THE PROBLEM = Only lines holding the string "工作空间闲置自动关闭" are wanted; copy each one from the material.
********************
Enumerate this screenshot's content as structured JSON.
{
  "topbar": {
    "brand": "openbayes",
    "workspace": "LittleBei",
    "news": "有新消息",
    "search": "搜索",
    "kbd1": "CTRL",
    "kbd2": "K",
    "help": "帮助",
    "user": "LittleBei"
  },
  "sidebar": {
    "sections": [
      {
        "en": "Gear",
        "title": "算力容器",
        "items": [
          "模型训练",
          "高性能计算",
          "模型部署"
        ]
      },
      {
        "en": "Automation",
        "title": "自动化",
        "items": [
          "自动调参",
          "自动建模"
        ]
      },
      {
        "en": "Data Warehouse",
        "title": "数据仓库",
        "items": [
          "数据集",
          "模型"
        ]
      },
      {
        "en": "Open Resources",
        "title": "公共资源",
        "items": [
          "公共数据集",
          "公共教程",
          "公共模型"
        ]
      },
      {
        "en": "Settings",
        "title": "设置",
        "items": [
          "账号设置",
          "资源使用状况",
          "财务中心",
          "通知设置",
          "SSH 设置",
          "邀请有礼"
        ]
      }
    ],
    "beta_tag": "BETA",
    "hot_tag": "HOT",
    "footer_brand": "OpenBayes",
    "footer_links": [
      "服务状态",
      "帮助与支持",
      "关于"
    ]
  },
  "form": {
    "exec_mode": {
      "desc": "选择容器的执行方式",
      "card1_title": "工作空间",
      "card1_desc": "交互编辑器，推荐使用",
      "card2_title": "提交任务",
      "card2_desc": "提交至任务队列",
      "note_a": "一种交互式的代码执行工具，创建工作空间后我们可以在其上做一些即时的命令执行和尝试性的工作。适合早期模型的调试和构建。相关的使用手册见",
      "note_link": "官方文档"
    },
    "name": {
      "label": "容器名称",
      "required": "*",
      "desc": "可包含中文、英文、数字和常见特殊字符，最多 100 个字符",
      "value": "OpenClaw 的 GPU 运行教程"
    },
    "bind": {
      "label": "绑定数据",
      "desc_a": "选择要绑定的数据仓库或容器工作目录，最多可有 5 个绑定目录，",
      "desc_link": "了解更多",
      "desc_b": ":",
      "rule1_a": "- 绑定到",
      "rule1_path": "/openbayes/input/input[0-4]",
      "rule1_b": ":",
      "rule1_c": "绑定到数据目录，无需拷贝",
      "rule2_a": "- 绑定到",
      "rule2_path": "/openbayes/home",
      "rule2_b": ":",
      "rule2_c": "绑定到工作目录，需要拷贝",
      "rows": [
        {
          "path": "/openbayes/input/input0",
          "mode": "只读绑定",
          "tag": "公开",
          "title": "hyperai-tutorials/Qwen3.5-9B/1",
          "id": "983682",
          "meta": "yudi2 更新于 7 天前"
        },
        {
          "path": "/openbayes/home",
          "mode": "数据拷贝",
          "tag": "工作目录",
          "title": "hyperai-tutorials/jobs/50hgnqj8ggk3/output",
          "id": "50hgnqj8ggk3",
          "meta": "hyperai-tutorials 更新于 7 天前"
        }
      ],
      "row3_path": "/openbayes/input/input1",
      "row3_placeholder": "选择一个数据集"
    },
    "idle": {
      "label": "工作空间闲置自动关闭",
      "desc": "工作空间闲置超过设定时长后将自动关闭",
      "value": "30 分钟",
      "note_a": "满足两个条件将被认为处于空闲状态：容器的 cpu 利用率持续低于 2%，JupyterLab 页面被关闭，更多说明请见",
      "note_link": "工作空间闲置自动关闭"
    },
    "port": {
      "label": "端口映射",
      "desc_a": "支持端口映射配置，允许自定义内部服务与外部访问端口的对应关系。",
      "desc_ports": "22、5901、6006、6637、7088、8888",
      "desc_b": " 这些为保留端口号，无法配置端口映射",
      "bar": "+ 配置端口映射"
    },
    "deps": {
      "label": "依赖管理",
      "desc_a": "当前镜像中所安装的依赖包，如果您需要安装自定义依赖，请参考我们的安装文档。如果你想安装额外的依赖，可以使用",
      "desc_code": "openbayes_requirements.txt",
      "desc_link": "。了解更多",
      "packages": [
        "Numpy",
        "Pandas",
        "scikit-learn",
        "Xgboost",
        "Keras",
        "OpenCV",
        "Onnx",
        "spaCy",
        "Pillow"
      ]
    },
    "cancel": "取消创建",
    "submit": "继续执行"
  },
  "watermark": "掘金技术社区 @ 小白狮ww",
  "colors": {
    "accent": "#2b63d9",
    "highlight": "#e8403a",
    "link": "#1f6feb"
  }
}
********************
RESULT OF THIS EXERCISE =
      "label": "工作空间闲置自动关闭",
      "note_link": "工作空间闲置自动关闭"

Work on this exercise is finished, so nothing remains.